> Aim of the exercise
Select all lines in the records that include "name".

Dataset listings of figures

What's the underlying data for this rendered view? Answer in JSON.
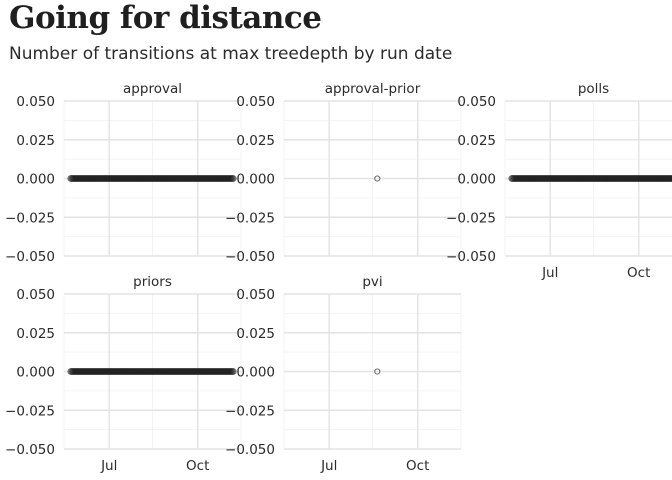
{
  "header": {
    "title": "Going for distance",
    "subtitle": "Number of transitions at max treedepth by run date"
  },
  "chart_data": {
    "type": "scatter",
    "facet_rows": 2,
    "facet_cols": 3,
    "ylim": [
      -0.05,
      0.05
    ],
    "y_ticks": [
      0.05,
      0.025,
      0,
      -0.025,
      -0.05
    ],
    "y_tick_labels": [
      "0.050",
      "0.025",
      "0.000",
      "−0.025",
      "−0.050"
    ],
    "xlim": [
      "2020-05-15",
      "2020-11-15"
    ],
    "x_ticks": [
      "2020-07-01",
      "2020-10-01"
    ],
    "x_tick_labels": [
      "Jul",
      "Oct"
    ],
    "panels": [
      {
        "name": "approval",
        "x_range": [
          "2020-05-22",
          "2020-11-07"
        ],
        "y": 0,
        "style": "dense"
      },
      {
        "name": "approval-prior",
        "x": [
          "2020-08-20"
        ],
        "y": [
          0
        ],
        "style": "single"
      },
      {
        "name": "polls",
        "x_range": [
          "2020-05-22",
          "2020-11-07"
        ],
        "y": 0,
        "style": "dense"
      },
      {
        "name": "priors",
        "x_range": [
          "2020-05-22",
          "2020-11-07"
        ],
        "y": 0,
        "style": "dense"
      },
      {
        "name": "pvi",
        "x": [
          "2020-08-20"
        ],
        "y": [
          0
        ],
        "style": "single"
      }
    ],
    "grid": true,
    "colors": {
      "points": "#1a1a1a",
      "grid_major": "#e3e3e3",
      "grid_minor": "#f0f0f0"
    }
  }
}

> Result for this task
        "name": "approval",
        "name": "approval-prior",
        "name": "polls",
        "name": "priors",
        "name": "pvi",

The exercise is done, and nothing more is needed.